DATASET EXTRACT.
++++++++++++++++++++
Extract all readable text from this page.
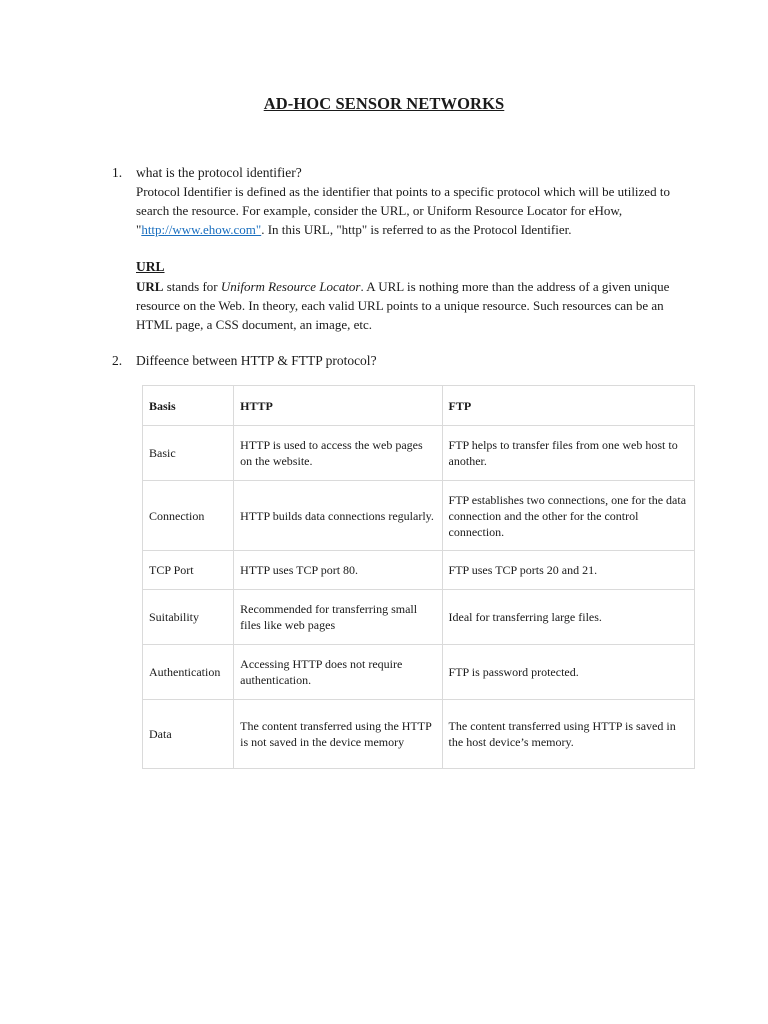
AD-HOC SENSOR NETWORKS
1. what is the protocol identifier?
Protocol Identifier is defined as the identifier that points to a specific protocol which will be utilized to search the resource. For example, consider the URL, or Uniform Resource Locator for eHow, "http://www.ehow.com". In this URL, "http" is referred to as the Protocol Identifier.
URL
URL stands for Uniform Resource Locator. A URL is nothing more than the address of a given unique resource on the Web. In theory, each valid URL points to a unique resource. Such resources can be an HTML page, a CSS document, an image, etc.
2. Diffeence between HTTP & FTTP protocol?
Basis	HTTP	FTP
Basic	HTTP is used to access the web pages on the website.	FTP helps to transfer files from one web host to another.
Connection	HTTP builds data connections regularly.	FTP establishes two connections, one for the data connection and the other for the control connection.
TCP Port	HTTP uses TCP port 80.	FTP uses TCP ports 20 and 21.
Suitability	Recommended for transferring small files like web pages	Ideal for transferring large files.
Authentication	Accessing HTTP does not require authentication.	FTP is password protected.
Data	The content transferred using the HTTP is not saved in the device memory	The content transferred using HTTP is saved in the host device’s memory.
++++++++++++++++++++
WHAT YOU SHOULD DO. All the material shown above is to be copied exactly, with no pictures carried over.

SOLUTION FOR THIS EXERCISE.
Extract all readable text from this page.
AD-HOC SENSOR NETWORKS
1. what is the protocol identifier?
Protocol Identifier is defined as the identifier that points to a specific protocol which will be utilized to search the resource. For example, consider the URL, or Uniform Resource Locator for eHow, "http://www.ehow.com". In this URL, "http" is referred to as the Protocol Identifier.
URL
URL stands for Uniform Resource Locator. A URL is nothing more than the address of a given unique resource on the Web. In theory, each valid URL points to a unique resource. Such resources can be an HTML page, a CSS document, an image, etc.
2. Diffeence between HTTP & FTTP protocol?
Basis	HTTP	FTP
Basic	HTTP is used to access the web pages on the website.	FTP helps to transfer files from one web host to another.
Connection	HTTP builds data connections regularly.	FTP establishes two connections, one for the data connection and the other for the control connection.
TCP Port	HTTP uses TCP port 80.	FTP uses TCP ports 20 and 21.
Suitability	Recommended for transferring small files like web pages	Ideal for transferring large files.
Authentication	Accessing HTTP does not require authentication.	FTP is password protected.
Data	The content transferred using the HTTP is not saved in the device memory	The content transferred using HTTP is saved in the host device’s memory.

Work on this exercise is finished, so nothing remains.